### SET TASK
Give every entry again, word for word.

══════════

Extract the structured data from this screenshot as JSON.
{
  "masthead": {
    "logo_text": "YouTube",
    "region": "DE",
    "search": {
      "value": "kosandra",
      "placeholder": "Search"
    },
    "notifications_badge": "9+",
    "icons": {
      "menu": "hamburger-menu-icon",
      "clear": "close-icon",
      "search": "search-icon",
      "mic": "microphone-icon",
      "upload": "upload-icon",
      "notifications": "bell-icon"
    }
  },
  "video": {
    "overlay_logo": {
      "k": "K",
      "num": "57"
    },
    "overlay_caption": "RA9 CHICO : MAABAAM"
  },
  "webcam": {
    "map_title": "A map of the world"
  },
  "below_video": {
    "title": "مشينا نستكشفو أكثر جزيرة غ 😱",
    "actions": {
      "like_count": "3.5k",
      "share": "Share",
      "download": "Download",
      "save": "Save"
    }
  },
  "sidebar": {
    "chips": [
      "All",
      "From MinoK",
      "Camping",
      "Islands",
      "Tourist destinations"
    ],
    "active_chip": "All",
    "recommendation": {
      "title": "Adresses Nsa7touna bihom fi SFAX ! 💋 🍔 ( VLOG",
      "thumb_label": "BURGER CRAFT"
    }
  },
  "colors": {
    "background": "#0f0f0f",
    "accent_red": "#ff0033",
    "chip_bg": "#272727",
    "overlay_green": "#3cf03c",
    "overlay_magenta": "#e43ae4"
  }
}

══════════

### COMPLETE RESPONSE
Extract the structured data from this screenshot as JSON.
{
  "masthead": {
    "logo_text": "YouTube",
    "region": "DE",
    "search": {
      "value": "kosandra",
      "placeholder": "Search"
    },
    "notifications_badge": "9+",
    "icons": {
      "menu": "hamburger-menu-icon",
      "clear": "close-icon",
      "search": "search-icon",
      "mic": "microphone-icon",
      "upload": "upload-icon",
      "notifications": "bell-icon"
    }
  },
  "video": {
    "overlay_logo": {
      "k": "K",
      "num": "57"
    },
    "overlay_caption": "RA9 CHICO : MAABAAM"
  },
  "webcam": {
    "map_title": "A map of the world"
  },
  "below_video": {
    "title": "مشينا نستكشفو أكثر جزيرة غ 😱",
    "actions": {
      "like_count": "3.5k",
      "share": "Share",
      "download": "Download",
      "save": "Save"
    }
  },
  "sidebar": {
    "chips": [
      "All",
      "From MinoK",
      "Camping",
      "Islands",
      "Tourist destinations"
    ],
    "active_chip": "All",
    "recommendation": {
      "title": "Adresses Nsa7touna bihom fi SFAX ! 💋 🍔 ( VLOG",
      "thumb_label": "BURGER CRAFT"
    }
  },
  "colors": {
    "background": "#0f0f0f",
    "accent_red": "#ff0033",
    "chip_bg": "#272727",
    "overlay_green": "#3cf03c",
    "overlay_magenta": "#e43ae4"
  }
}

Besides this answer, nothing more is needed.